Her mother and Tucker were her only confidants. But soon, anyone will be able hear her music after Parrish, sophomore in communication, releases her first single, "Young Love," on iTunes at midnight on Dec. 11 after being signed with Milltown Music.

In the backwoods of Fort Payne, Parrish pushed back the heavy soundproofed door to the studio of David Hammonds, producer and owner of Milltown Music. She contacted Hammonds for a consultation. He offers 6-month lessons to artists to help them improve.

"[It was] exactly like you see in the movies," Parrish said. A sound board, massive speakers, guitars everywhere, a grand piano in the back. It was her first time in a studio.

"I was in heaven," Parrish said. "I could have stayed there forever."

Parrish and Hammonds sat down to read over her lyrics. 

They were "kinda all over the place," Hammonds said. "But some artists can write that way."

"Pick our your best song and play it for me," Hammonds said.

Parrish began performing the songs she keeps in the Mead Five Star spiral notebook she bought with her 9th grade school supplies.

Her inspiration to write may come at random times. While dozing off to sleep at 2 a.m., a chord progression, lyrics or tune will pop into her head, Parrish said. 

She said she might be having a conversation and drift off into constructing a song when a phrase she hears strikes a chord, her friend chatting away and unaware she isn't listening anymore.
────────────────
_Stated goal A_: In the listing, starting at its first line and ending at the line that contains "- panel-label: C: [30, 32, 52, 65]", switch every "legend-key-point" to "legend-marker" and give those lines again with nothing else changed.

[Spatial layout data]
────────────────
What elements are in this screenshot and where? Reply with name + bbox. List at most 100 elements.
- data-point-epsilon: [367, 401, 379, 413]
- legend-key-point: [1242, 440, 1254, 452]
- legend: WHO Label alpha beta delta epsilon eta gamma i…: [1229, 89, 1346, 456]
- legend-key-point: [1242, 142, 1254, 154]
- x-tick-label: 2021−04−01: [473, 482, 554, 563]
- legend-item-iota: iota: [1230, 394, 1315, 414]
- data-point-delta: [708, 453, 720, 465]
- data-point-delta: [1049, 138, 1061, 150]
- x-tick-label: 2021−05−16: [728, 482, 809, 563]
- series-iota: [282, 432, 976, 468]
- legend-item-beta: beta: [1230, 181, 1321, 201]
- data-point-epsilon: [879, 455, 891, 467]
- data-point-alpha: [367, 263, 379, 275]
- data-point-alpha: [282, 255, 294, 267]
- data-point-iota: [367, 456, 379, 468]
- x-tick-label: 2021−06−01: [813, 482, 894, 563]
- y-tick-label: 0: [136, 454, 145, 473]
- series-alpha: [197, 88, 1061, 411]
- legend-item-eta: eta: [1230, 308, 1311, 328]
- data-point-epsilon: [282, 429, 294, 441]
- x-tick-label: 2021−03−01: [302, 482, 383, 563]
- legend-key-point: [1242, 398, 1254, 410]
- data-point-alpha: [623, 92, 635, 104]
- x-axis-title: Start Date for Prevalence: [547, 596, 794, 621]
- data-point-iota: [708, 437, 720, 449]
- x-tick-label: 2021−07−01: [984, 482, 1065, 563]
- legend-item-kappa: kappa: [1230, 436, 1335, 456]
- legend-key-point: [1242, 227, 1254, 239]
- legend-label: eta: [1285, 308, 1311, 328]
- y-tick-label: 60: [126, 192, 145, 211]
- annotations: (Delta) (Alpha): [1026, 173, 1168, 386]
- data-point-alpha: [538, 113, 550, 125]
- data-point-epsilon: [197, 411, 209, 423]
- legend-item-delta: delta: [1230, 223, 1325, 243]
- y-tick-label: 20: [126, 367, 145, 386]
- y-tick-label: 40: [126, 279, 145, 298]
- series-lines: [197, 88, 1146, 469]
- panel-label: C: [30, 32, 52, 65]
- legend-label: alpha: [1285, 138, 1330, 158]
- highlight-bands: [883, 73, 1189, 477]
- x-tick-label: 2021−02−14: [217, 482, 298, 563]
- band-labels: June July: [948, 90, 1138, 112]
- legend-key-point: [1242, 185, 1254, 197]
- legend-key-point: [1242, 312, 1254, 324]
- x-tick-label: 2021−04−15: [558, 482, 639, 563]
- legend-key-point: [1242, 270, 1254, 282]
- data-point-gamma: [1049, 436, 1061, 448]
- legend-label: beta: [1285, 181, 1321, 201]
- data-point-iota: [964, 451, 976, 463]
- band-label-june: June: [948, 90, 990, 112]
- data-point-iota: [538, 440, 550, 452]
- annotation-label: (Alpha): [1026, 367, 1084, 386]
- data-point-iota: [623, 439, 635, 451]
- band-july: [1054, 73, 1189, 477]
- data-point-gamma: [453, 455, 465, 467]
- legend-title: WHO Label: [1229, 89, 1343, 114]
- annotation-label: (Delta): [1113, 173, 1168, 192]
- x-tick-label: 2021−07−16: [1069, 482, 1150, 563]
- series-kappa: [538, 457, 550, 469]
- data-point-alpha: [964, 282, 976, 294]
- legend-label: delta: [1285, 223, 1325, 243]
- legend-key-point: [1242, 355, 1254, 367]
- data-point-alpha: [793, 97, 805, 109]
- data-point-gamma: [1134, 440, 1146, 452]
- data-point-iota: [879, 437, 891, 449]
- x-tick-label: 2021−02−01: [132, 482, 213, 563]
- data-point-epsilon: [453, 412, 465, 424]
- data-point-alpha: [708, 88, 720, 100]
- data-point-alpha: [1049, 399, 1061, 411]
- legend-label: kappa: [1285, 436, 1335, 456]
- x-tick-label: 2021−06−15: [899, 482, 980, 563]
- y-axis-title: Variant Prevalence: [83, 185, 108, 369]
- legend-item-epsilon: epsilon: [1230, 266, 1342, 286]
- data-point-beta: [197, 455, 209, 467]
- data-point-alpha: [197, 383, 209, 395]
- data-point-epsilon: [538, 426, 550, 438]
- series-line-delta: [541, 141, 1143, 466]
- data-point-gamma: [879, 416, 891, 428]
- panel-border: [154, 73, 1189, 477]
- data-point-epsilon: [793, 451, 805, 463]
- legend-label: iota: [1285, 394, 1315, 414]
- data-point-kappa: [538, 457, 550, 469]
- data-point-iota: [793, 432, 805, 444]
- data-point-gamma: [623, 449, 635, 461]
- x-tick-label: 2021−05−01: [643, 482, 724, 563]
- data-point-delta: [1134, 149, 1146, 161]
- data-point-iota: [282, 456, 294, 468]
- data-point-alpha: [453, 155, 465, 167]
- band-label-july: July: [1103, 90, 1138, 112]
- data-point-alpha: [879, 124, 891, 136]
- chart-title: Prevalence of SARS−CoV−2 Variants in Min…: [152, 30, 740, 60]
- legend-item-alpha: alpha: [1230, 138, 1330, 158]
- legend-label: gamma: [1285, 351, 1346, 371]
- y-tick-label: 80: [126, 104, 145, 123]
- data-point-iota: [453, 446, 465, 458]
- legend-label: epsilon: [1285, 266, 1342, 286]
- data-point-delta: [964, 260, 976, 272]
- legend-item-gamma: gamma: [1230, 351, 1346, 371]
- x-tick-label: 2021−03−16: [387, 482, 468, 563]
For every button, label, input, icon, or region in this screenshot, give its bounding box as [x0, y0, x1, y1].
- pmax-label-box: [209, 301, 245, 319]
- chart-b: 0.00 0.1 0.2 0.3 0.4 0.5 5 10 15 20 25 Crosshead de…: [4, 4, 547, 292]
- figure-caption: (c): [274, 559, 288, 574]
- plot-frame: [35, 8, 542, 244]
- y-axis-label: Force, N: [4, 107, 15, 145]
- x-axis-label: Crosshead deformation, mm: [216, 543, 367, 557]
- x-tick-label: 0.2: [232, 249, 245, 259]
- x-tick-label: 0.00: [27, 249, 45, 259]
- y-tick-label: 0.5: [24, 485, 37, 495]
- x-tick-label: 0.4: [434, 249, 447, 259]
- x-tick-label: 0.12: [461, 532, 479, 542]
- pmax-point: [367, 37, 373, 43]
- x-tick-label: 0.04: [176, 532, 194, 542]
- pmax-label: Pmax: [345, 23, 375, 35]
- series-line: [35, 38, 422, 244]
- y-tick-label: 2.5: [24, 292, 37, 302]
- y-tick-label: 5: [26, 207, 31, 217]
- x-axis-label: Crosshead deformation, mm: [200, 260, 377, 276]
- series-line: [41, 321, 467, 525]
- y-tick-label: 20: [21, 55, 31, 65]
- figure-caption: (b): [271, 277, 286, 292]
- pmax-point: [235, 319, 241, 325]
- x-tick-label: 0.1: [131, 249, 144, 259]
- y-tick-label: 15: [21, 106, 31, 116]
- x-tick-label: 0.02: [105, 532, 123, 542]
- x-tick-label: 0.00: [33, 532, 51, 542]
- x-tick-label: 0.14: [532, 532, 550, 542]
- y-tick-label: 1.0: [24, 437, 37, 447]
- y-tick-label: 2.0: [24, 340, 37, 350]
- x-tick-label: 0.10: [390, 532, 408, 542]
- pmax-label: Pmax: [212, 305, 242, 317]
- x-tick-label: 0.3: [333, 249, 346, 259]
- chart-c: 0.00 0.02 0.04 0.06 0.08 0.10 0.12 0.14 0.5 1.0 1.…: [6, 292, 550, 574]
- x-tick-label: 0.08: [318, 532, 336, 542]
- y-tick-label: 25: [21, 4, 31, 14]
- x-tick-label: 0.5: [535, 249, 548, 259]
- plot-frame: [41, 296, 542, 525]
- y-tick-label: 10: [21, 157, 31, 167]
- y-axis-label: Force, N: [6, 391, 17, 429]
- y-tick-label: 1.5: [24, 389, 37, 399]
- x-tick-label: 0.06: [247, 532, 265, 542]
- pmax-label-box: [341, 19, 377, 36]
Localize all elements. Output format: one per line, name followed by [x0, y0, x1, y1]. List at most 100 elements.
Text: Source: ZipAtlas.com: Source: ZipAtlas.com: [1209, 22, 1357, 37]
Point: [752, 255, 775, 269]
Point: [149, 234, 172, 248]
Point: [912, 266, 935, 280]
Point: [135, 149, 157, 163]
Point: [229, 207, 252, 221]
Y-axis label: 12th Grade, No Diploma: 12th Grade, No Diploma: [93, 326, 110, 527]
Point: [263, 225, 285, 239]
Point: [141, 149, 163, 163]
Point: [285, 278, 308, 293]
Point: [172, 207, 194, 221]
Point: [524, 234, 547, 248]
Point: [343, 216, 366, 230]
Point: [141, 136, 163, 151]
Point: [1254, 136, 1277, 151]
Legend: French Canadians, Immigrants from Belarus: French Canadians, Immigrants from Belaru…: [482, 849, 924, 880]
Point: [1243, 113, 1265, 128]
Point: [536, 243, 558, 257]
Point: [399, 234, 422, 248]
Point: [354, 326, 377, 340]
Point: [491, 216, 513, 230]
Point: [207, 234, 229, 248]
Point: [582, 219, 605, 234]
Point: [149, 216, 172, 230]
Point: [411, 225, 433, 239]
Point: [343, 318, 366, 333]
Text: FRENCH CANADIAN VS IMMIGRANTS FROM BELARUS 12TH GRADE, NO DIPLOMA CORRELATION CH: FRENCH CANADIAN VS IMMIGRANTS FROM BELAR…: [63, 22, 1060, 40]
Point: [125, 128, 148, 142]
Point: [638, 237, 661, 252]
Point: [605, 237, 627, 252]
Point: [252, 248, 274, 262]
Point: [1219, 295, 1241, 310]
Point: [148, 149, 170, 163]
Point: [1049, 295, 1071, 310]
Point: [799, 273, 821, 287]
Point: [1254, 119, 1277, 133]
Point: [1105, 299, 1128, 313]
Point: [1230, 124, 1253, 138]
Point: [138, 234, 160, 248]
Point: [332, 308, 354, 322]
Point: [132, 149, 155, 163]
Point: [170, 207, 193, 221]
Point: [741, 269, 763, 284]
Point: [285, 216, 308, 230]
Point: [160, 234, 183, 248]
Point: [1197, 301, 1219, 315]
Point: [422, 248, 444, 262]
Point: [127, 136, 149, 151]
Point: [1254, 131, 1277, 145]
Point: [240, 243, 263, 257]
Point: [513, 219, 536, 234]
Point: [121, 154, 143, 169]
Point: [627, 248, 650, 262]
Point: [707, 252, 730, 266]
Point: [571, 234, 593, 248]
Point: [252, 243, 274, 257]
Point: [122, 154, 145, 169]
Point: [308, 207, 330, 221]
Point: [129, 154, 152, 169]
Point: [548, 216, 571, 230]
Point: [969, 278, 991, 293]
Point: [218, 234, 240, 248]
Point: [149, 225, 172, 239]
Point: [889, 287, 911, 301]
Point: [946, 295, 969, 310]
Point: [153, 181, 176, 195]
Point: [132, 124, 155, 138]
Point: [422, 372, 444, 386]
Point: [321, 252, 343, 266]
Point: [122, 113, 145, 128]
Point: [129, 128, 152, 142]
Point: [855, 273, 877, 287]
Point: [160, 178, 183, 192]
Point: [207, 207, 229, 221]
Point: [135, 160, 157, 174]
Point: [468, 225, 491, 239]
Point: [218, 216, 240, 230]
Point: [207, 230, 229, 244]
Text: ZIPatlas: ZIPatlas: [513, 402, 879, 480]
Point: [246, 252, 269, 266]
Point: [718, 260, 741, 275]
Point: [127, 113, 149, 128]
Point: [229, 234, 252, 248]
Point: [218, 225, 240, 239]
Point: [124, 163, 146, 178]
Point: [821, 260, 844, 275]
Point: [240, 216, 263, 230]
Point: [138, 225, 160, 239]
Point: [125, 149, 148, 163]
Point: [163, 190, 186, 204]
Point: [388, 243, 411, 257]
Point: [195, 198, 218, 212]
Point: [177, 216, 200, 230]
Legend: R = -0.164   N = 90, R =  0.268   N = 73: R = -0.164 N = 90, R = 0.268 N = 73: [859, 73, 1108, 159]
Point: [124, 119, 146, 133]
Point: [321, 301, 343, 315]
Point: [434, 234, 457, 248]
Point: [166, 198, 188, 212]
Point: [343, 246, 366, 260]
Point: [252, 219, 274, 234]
────────────────
_Stated goal B_: Repeat the whole article about Parrish's music word for word.

_Complete output A_:
What elements are in this screenshot and where? Reply with name + bbox. List at most 100 elements.
- data-point-epsilon: [367, 401, 379, 413]
- legend-marker: [1242, 440, 1254, 452]
- legend: WHO Label alpha beta delta epsilon eta gamma i…: [1229, 89, 1346, 456]
- legend-marker: [1242, 142, 1254, 154]
- x-tick-label: 2021−04−01: [473, 482, 554, 563]
- legend-item-iota: iota: [1230, 394, 1315, 414]
- data-point-delta: [708, 453, 720, 465]
- data-point-delta: [1049, 138, 1061, 150]
- x-tick-label: 2021−05−16: [728, 482, 809, 563]
- series-iota: [282, 432, 976, 468]
- legend-item-beta: beta: [1230, 181, 1321, 201]
- data-point-epsilon: [879, 455, 891, 467]
- data-point-alpha: [367, 263, 379, 275]
- data-point-alpha: [282, 255, 294, 267]
- data-point-iota: [367, 456, 379, 468]
- x-tick-label: 2021−06−01: [813, 482, 894, 563]
- y-tick-label: 0: [136, 454, 145, 473]
- series-alpha: [197, 88, 1061, 411]
- legend-item-eta: eta: [1230, 308, 1311, 328]
- data-point-epsilon: [282, 429, 294, 441]
- x-tick-label: 2021−03−01: [302, 482, 383, 563]
- legend-marker: [1242, 398, 1254, 410]
- data-point-alpha: [623, 92, 635, 104]
- x-axis-title: Start Date for Prevalence: [547, 596, 794, 621]
- data-point-iota: [708, 437, 720, 449]
- x-tick-label: 2021−07−01: [984, 482, 1065, 563]
- legend-item-kappa: kappa: [1230, 436, 1335, 456]
- legend-marker: [1242, 227, 1254, 239]
- legend-label: eta: [1285, 308, 1311, 328]
- y-tick-label: 60: [126, 192, 145, 211]
- annotations: (Delta) (Alpha): [1026, 173, 1168, 386]
- data-point-alpha: [538, 113, 550, 125]
- data-point-epsilon: [197, 411, 209, 423]
- legend-item-delta: delta: [1230, 223, 1325, 243]
- y-tick-label: 20: [126, 367, 145, 386]
- y-tick-label: 40: [126, 279, 145, 298]
- series-lines: [197, 88, 1146, 469]
- panel-label: C: [30, 32, 52, 65]

_Complete output B_:
Her mother and Tucker were her only confidants. But soon, anyone will be able hear her music after Parrish, sophomore in communication, releases her first single, "Young Love," on iTunes at midnight on Dec. 11 after being signed with Milltown Music.

In the backwoods of Fort Payne, Parrish pushed back the heavy soundproofed door to the studio of David Hammonds, producer and owner of Milltown Music. She contacted Hammonds for a consultation. He offers 6-month lessons to artists to help them improve.

"[It was] exactly like you see in the movies," Parrish said. A sound board, massive speakers, guitars everywhere, a grand piano in the back. It was her first time in a studio.

"I was in heaven," Parrish said. "I could have stayed there forever."

Parrish and Hammonds sat down to read over her lyrics. 

They were "kinda all over the place," Hammonds said. "But some artists can write that way."

"Pick our your best song and play it for me," Hammonds said.

Parrish began performing the songs she keeps in the Mead Five Star spiral notebook she bought with her 9th grade school supplies.

Her inspiration to write may come at random times. While dozing off to sleep at 2 a.m., a chord progression, lyrics or tune will pop into her head, Parrish said. 

She said she might be having a conversation and drift off into constructing a song when a phrase she hears strikes a chord, her friend chatting away and unaware she isn't listening anymore.